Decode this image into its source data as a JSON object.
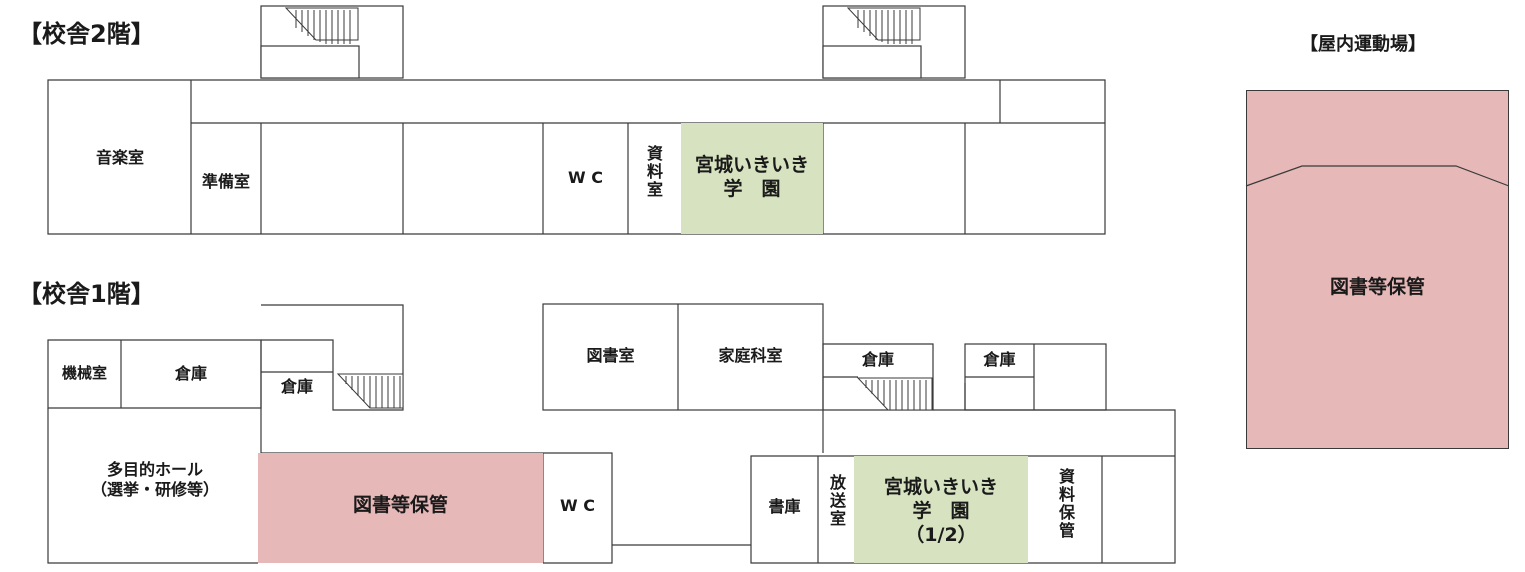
{
  "titles": {
    "floor2": "【校舎2階】",
    "floor1": "【校舎1階】",
    "gym": "【屋内運動場】"
  },
  "floor2": {
    "music": "音楽室",
    "prep": "準備室",
    "wc": "W C",
    "docs": "資料室",
    "miyagi": "宮城いきいき\n学　園"
  },
  "floor1": {
    "machine": "機械室",
    "storage_a": "倉庫",
    "storage_b": "倉庫",
    "library": "図書室",
    "homeec": "家庭科室",
    "storage_c": "倉庫",
    "storage_d": "倉庫",
    "hall": "多目的ホール\n（選挙・研修等）",
    "book_storage": "図書等保管",
    "wc": "W C",
    "archive": "書庫",
    "broadcast": "放送室",
    "miyagi": "宮城いきいき\n学　園\n（1/2）",
    "docs_storage": "資料保管"
  },
  "gym": {
    "book_storage": "図書等保管"
  },
  "colors": {
    "storage_highlight": "#e6b8b8",
    "miyagi_highlight": "#d7e3c0",
    "wall": "#3a3a3a"
  }
}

—————

Given problem — Write out the entries again, exactly as given, skipping any images.

Answer to the task —
Decode this image into its source data as a JSON object.
{
  "titles": {
    "floor2": "【校舎2階】",
    "floor1": "【校舎1階】",
    "gym": "【屋内運動場】"
  },
  "floor2": {
    "music": "音楽室",
    "prep": "準備室",
    "wc": "W C",
    "docs": "資料室",
    "miyagi": "宮城いきいき\n学　園"
  },
  "floor1": {
    "machine": "機械室",
    "storage_a": "倉庫",
    "storage_b": "倉庫",
    "library": "図書室",
    "homeec": "家庭科室",
    "storage_c": "倉庫",
    "storage_d": "倉庫",
    "hall": "多目的ホール\n（選挙・研修等）",
    "book_storage": "図書等保管",
    "wc": "W C",
    "archive": "書庫",
    "broadcast": "放送室",
    "miyagi": "宮城いきいき\n学　園\n（1/2）",
    "docs_storage": "資料保管"
  },
  "gym": {
    "book_storage": "図書等保管"
  },
  "colors": {
    "storage_highlight": "#e6b8b8",
    "miyagi_highlight": "#d7e3c0",
    "wall": "#3a3a3a"
  }
}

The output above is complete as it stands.